----- Input rows

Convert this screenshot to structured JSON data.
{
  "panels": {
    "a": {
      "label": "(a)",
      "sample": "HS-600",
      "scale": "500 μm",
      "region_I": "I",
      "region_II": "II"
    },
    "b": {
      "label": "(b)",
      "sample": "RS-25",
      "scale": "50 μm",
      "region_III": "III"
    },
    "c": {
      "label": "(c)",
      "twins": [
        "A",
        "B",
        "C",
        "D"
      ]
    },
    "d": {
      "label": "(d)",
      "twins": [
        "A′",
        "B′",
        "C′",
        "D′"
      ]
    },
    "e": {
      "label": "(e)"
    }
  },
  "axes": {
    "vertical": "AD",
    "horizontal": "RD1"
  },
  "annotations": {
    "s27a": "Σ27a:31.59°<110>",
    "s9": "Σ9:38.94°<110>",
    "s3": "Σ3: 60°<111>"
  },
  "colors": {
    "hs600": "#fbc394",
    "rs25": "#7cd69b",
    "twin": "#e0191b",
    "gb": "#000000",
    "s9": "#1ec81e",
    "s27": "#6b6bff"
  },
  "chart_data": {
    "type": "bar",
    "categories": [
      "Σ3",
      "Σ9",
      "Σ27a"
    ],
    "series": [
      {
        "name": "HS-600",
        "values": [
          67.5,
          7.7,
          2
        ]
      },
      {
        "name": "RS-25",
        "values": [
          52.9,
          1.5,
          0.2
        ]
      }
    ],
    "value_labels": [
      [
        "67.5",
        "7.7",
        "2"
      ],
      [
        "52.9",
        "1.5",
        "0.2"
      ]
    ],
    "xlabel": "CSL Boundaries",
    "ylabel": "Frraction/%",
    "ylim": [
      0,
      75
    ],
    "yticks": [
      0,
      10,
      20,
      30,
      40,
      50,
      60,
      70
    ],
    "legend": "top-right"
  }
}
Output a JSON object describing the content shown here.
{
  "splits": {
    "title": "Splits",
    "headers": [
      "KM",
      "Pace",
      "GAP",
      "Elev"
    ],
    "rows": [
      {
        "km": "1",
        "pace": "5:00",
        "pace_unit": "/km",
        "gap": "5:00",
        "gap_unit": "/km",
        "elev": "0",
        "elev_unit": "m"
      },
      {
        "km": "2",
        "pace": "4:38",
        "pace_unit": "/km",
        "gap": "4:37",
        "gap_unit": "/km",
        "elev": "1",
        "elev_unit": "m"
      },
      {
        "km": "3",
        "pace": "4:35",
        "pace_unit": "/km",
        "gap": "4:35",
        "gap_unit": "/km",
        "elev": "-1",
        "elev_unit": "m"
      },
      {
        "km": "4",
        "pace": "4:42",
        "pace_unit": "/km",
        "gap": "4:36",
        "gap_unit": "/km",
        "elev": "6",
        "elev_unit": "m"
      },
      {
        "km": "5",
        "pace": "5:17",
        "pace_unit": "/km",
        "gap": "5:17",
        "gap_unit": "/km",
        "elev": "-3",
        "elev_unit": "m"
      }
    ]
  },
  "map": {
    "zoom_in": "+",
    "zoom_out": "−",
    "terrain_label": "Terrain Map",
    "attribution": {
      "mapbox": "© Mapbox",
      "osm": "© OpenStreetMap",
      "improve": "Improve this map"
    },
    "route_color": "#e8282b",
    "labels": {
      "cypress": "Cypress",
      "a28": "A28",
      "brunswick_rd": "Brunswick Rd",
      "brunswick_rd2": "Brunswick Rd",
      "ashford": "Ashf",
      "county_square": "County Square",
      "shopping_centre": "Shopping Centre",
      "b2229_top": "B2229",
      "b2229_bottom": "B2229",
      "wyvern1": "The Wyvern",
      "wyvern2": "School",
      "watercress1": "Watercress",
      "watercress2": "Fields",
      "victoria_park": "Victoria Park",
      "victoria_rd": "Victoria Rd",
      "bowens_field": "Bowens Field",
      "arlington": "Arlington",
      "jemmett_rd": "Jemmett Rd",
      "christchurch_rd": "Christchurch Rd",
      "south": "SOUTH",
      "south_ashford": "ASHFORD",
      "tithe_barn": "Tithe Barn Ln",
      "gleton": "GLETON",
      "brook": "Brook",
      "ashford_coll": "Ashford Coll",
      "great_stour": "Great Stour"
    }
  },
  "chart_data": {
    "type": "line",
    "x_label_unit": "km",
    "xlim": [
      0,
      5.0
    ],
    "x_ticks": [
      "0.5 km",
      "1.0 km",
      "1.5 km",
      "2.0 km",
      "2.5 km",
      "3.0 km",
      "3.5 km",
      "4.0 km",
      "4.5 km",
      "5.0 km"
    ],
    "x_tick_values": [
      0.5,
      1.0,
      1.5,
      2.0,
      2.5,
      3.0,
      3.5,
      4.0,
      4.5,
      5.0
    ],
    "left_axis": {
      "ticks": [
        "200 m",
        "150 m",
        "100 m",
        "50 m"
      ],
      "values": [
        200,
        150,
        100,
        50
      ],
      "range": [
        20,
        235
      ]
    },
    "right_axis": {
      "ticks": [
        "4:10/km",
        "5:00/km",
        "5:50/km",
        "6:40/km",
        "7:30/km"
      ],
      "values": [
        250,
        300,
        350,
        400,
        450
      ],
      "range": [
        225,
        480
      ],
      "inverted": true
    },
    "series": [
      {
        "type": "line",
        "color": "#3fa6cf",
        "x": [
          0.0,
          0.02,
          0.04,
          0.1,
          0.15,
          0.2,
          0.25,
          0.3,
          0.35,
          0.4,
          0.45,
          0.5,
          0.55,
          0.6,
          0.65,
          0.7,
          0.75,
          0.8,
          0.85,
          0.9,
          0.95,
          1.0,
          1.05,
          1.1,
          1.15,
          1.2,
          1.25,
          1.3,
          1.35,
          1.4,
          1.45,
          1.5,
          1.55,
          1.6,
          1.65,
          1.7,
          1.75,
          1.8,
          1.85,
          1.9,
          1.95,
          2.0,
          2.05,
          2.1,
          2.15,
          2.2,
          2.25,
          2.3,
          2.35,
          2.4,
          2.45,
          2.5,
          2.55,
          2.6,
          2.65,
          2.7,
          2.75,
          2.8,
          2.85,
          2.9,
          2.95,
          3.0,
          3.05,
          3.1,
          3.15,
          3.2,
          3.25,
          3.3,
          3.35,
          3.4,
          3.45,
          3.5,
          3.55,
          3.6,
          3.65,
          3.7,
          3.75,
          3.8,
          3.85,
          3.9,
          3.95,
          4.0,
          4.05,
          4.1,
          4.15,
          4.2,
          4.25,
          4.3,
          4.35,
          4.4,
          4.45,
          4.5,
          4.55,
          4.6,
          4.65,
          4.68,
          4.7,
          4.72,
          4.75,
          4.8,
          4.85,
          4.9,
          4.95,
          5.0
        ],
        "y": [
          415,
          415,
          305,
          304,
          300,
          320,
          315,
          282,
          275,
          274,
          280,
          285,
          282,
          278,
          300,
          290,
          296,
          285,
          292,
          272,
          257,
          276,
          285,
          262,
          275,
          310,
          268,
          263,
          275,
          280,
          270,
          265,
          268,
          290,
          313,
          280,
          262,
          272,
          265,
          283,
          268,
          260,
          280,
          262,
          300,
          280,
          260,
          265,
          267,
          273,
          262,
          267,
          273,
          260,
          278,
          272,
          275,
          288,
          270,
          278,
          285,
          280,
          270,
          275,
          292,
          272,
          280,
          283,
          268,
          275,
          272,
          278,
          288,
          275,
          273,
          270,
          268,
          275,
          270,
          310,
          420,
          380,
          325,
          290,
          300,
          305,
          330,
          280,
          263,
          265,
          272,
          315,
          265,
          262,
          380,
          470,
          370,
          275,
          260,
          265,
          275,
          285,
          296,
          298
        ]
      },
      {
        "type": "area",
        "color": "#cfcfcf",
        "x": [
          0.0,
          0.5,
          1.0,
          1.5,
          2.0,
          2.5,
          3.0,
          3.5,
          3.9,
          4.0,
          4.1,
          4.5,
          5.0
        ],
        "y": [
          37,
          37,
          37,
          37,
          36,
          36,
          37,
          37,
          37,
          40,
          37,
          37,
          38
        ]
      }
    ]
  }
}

----------

Given instruction: Note every line above where the string "Brunswick" shows up, and copy those lines.

Response:
      "brunswick_rd": "Brunswick Rd",
      "brunswick_rd2": "Brunswick Rd",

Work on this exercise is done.